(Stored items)
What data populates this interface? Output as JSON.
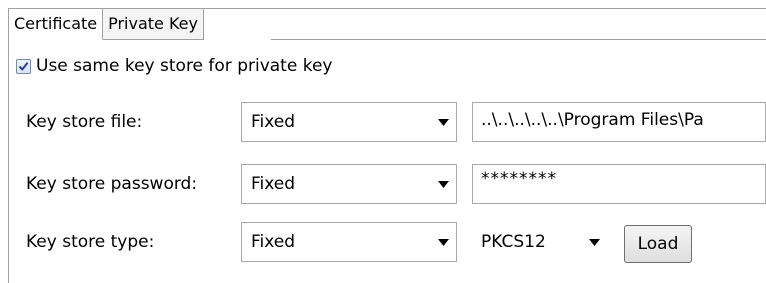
{
  "tabs": [
    {
      "label": "Certificate",
      "active": true
    },
    {
      "label": "Private Key",
      "active": false
    }
  ],
  "use_same_keystore": {
    "label": "Use same key store for private key",
    "checked": true
  },
  "rows": {
    "file": {
      "label": "Key store file:",
      "mode": "Fixed",
      "value": "..\\..\\..\\..\\..\\Program Files\\Pa"
    },
    "password": {
      "label": "Key store password:",
      "mode": "Fixed",
      "value": "********"
    },
    "type": {
      "label": "Key store type:",
      "mode": "Fixed",
      "value": "PKCS12",
      "load_label": "Load"
    }
  },
  "icons": {
    "checkbox_check": "check-icon",
    "dropdown_arrow": "chevron-down-icon"
  }
}
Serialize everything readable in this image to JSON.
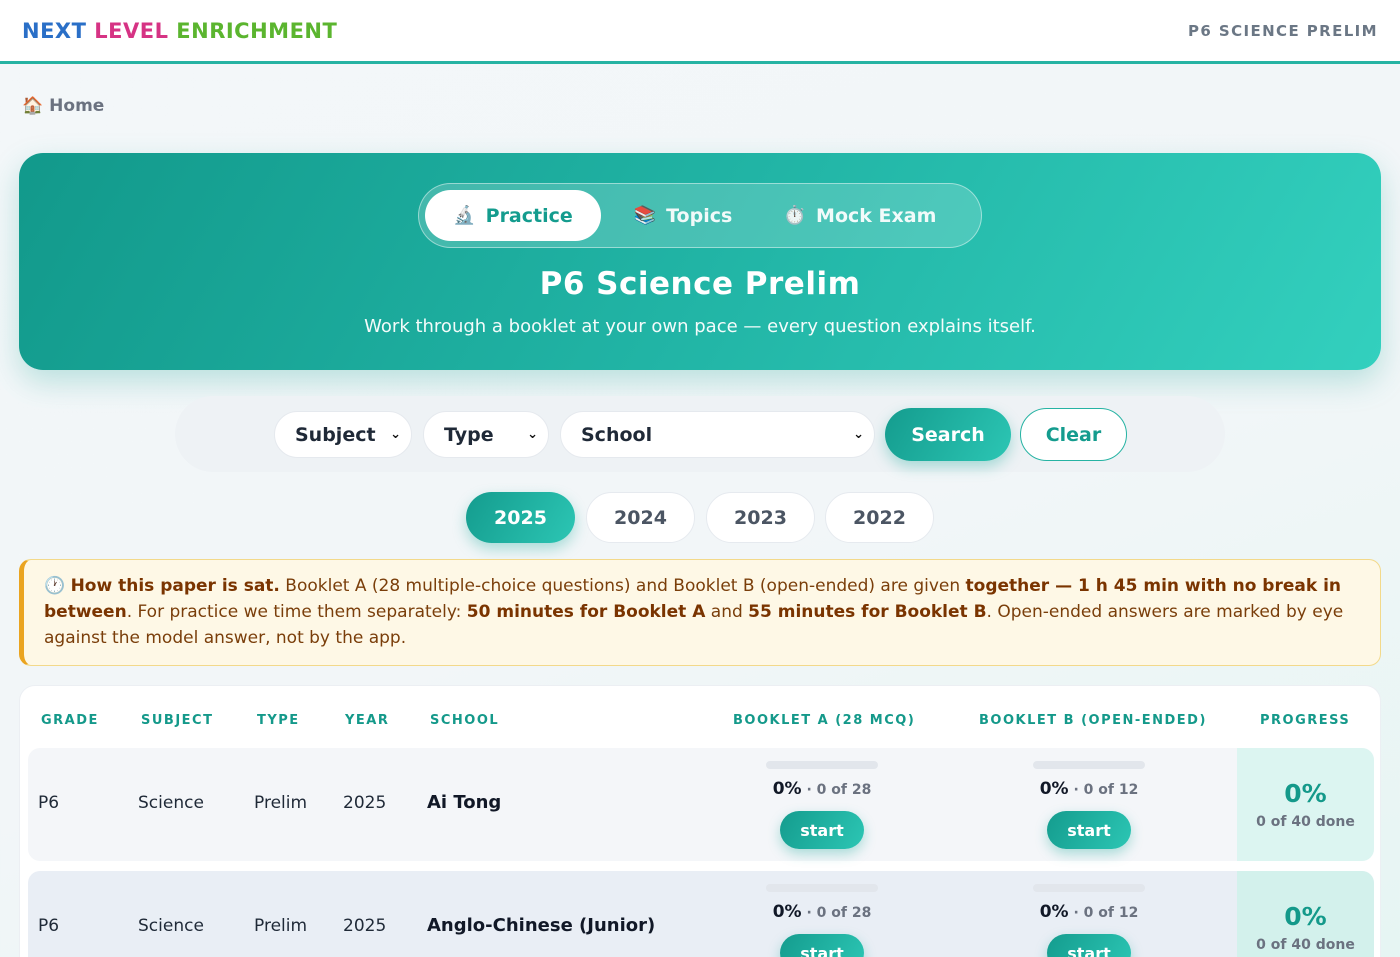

#### Job
Using the material above, set down every line exactly, but skip the pictures.

#### Solution to this task
What data populates this interface? Output as JSON.
{
  "tabs": [
    {
      "label": "Certificate",
      "active": true
    },
    {
      "label": "Private Key",
      "active": false
    }
  ],
  "use_same_keystore": {
    "label": "Use same key store for private key",
    "checked": true
  },
  "rows": {
    "file": {
      "label": "Key store file:",
      "mode": "Fixed",
      "value": "..\\..\\..\\..\\..\\Program Files\\Pa"
    },
    "password": {
      "label": "Key store password:",
      "mode": "Fixed",
      "value": "********"
    },
    "type": {
      "label": "Key store type:",
      "mode": "Fixed",
      "value": "PKCS12",
      "load_label": "Load"
    }
  },
  "icons": {
    "checkbox_check": "check-icon",
    "dropdown_arrow": "chevron-down-icon"
  }
}
Serialize everything readable in this image to JSON.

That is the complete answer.